# START OF Dataset rows
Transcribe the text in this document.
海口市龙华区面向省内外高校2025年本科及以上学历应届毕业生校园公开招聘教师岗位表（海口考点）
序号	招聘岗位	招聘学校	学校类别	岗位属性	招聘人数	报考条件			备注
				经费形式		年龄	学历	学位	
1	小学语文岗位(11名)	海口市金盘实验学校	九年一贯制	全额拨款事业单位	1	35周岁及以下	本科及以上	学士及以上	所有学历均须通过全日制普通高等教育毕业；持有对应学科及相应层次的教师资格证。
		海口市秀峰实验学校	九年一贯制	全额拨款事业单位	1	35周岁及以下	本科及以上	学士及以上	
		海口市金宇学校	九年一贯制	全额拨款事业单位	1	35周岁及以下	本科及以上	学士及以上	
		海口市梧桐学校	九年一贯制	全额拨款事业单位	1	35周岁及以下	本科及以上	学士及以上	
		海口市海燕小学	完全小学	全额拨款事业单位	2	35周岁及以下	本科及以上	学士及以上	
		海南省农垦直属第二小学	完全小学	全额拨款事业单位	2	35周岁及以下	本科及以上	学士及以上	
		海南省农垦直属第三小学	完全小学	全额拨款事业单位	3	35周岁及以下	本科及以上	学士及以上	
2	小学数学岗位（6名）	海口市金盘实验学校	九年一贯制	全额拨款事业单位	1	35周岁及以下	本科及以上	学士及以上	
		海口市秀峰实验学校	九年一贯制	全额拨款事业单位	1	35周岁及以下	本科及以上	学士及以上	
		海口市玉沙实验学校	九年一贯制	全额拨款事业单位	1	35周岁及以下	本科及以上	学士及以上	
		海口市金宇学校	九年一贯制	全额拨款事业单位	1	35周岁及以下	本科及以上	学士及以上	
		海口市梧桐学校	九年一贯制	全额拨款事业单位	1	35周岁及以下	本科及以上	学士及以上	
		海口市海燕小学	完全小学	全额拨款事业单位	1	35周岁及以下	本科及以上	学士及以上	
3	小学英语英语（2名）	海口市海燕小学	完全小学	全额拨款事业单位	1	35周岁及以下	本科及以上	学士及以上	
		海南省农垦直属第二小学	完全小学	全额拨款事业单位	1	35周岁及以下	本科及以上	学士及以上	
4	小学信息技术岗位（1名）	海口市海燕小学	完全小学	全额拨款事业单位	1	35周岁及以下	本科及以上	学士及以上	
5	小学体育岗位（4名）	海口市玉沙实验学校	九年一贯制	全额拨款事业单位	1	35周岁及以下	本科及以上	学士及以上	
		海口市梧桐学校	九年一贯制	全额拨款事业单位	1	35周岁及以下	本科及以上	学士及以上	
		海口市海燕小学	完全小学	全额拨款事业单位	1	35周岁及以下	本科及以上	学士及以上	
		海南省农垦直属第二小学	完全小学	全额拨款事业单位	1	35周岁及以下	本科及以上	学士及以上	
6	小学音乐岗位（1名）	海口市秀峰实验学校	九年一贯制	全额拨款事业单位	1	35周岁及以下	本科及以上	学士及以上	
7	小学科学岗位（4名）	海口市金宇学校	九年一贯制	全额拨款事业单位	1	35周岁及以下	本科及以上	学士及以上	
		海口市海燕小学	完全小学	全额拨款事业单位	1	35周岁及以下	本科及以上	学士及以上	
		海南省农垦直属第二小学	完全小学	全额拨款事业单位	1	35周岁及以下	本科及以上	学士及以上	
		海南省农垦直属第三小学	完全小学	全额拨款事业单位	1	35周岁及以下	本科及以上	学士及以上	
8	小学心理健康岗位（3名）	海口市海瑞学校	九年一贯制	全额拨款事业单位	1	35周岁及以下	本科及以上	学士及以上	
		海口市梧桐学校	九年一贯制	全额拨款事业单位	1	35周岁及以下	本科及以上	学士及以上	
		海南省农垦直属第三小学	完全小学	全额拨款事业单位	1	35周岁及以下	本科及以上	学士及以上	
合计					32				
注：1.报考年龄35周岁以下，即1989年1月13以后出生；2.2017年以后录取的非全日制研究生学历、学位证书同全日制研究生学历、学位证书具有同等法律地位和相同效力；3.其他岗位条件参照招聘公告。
# END OF Dataset rows
Word for word, restate all of the data shown above.

Response to this exercise:
Transcribe the text in this document.
海口市龙华区面向省内外高校2025年本科及以上学历应届毕业生校园公开招聘教师岗位表（海口考点）
序号	招聘岗位	招聘学校	学校类别	岗位属性	招聘人数	报考条件			备注
				经费形式		年龄	学历	学位	
1	小学语文岗位(11名)	海口市金盘实验学校	九年一贯制	全额拨款事业单位	1	35周岁及以下	本科及以上	学士及以上	所有学历均须通过全日制普通高等教育毕业；持有对应学科及相应层次的教师资格证。
		海口市秀峰实验学校	九年一贯制	全额拨款事业单位	1	35周岁及以下	本科及以上	学士及以上	
		海口市金宇学校	九年一贯制	全额拨款事业单位	1	35周岁及以下	本科及以上	学士及以上	
		海口市梧桐学校	九年一贯制	全额拨款事业单位	1	35周岁及以下	本科及以上	学士及以上	
		海口市海燕小学	完全小学	全额拨款事业单位	2	35周岁及以下	本科及以上	学士及以上	
		海南省农垦直属第二小学	完全小学	全额拨款事业单位	2	35周岁及以下	本科及以上	学士及以上	
		海南省农垦直属第三小学	完全小学	全额拨款事业单位	3	35周岁及以下	本科及以上	学士及以上	
2	小学数学岗位（6名）	海口市金盘实验学校	九年一贯制	全额拨款事业单位	1	35周岁及以下	本科及以上	学士及以上	
		海口市秀峰实验学校	九年一贯制	全额拨款事业单位	1	35周岁及以下	本科及以上	学士及以上	
		海口市玉沙实验学校	九年一贯制	全额拨款事业单位	1	35周岁及以下	本科及以上	学士及以上	
		海口市金宇学校	九年一贯制	全额拨款事业单位	1	35周岁及以下	本科及以上	学士及以上	
		海口市梧桐学校	九年一贯制	全额拨款事业单位	1	35周岁及以下	本科及以上	学士及以上	
		海口市海燕小学	完全小学	全额拨款事业单位	1	35周岁及以下	本科及以上	学士及以上	
3	小学英语英语（2名）	海口市海燕小学	完全小学	全额拨款事业单位	1	35周岁及以下	本科及以上	学士及以上	
		海南省农垦直属第二小学	完全小学	全额拨款事业单位	1	35周岁及以下	本科及以上	学士及以上	
4	小学信息技术岗位（1名）	海口市海燕小学	完全小学	全额拨款事业单位	1	35周岁及以下	本科及以上	学士及以上	
5	小学体育岗位（4名）	海口市玉沙实验学校	九年一贯制	全额拨款事业单位	1	35周岁及以下	本科及以上	学士及以上	
		海口市梧桐学校	九年一贯制	全额拨款事业单位	1	35周岁及以下	本科及以上	学士及以上	
		海口市海燕小学	完全小学	全额拨款事业单位	1	35周岁及以下	本科及以上	学士及以上	
		海南省农垦直属第二小学	完全小学	全额拨款事业单位	1	35周岁及以下	本科及以上	学士及以上	
6	小学音乐岗位（1名）	海口市秀峰实验学校	九年一贯制	全额拨款事业单位	1	35周岁及以下	本科及以上	学士及以上	
7	小学科学岗位（4名）	海口市金宇学校	九年一贯制	全额拨款事业单位	1	35周岁及以下	本科及以上	学士及以上	
		海口市海燕小学	完全小学	全额拨款事业单位	1	35周岁及以下	本科及以上	学士及以上	
		海南省农垦直属第二小学	完全小学	全额拨款事业单位	1	35周岁及以下	本科及以上	学士及以上	
		海南省农垦直属第三小学	完全小学	全额拨款事业单位	1	35周岁及以下	本科及以上	学士及以上	
8	小学心理健康岗位（3名）	海口市海瑞学校	九年一贯制	全额拨款事业单位	1	35周岁及以下	本科及以上	学士及以上	
		海口市梧桐学校	九年一贯制	全额拨款事业单位	1	35周岁及以下	本科及以上	学士及以上	
		海南省农垦直属第三小学	完全小学	全额拨款事业单位	1	35周岁及以下	本科及以上	学士及以上	
合计					32				
注：1.报考年龄35周岁以下，即1989年1月13以后出生；2.2017年以后录取的非全日制研究生学历、学位证书同全日制研究生学历、学位证书具有同等法律地位和相同效力；3.其他岗位条件参照招聘公告。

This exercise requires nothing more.